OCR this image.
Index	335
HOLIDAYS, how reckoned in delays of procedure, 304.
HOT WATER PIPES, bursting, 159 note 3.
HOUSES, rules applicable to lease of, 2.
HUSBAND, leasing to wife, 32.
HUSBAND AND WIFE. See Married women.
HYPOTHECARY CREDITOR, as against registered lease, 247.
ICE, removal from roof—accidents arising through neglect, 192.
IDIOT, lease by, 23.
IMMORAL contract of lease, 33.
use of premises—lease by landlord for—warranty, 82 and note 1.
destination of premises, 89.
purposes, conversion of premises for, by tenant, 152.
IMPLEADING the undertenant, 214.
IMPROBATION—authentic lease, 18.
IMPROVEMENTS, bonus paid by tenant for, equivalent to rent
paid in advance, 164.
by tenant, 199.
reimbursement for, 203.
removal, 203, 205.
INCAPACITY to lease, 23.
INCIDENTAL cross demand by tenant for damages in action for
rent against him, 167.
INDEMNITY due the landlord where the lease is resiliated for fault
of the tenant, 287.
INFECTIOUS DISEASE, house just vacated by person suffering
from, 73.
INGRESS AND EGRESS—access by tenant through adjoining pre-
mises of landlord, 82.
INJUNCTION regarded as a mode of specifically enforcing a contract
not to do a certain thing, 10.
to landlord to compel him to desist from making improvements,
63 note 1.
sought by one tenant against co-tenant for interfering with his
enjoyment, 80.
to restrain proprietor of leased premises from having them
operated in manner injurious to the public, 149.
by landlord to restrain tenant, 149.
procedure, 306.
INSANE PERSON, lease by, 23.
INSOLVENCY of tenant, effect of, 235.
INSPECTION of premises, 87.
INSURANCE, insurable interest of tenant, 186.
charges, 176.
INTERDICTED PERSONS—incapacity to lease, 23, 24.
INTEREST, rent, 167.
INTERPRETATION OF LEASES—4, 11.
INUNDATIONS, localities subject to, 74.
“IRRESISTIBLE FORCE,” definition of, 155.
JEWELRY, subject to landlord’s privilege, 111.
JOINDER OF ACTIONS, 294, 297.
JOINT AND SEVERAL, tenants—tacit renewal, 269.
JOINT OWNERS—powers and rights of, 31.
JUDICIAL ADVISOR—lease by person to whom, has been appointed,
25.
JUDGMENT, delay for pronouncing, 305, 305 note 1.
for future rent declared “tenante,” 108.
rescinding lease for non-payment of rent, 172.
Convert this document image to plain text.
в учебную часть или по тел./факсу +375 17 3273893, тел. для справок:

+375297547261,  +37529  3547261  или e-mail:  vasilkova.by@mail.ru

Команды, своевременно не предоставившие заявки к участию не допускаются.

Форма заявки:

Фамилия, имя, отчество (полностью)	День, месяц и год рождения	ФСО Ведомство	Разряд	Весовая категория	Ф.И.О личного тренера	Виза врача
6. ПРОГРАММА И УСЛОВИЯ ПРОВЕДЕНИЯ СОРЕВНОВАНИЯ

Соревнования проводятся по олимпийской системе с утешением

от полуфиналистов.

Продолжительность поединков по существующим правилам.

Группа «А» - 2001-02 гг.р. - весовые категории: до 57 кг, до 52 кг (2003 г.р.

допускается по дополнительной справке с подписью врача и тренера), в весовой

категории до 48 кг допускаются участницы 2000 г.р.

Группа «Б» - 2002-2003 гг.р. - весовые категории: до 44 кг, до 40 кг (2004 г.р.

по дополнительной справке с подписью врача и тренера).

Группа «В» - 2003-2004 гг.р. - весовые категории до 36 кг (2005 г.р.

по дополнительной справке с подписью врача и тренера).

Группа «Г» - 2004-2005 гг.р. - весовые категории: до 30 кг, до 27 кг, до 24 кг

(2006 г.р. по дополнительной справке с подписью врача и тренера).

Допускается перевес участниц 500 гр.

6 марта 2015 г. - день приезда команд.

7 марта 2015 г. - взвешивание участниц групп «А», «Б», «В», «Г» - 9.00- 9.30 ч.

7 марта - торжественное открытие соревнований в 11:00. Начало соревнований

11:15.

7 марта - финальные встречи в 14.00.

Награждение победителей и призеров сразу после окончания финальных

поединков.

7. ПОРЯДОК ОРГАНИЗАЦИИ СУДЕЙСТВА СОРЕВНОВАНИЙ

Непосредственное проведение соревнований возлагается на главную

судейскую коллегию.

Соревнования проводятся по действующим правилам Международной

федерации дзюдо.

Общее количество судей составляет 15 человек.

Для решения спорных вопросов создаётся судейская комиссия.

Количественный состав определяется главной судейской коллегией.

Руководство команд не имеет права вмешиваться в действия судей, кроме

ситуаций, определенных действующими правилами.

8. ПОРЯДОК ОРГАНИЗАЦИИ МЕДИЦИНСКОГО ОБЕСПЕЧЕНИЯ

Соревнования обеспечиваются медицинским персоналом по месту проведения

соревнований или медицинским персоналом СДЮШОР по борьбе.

◇ ◇ ◇ ◇ ◇ ◇ ◇

■ **What the task asks**
Give the number of lines in the records that contain the string "JOINT", and nothing besides.

■ **Task answer**
2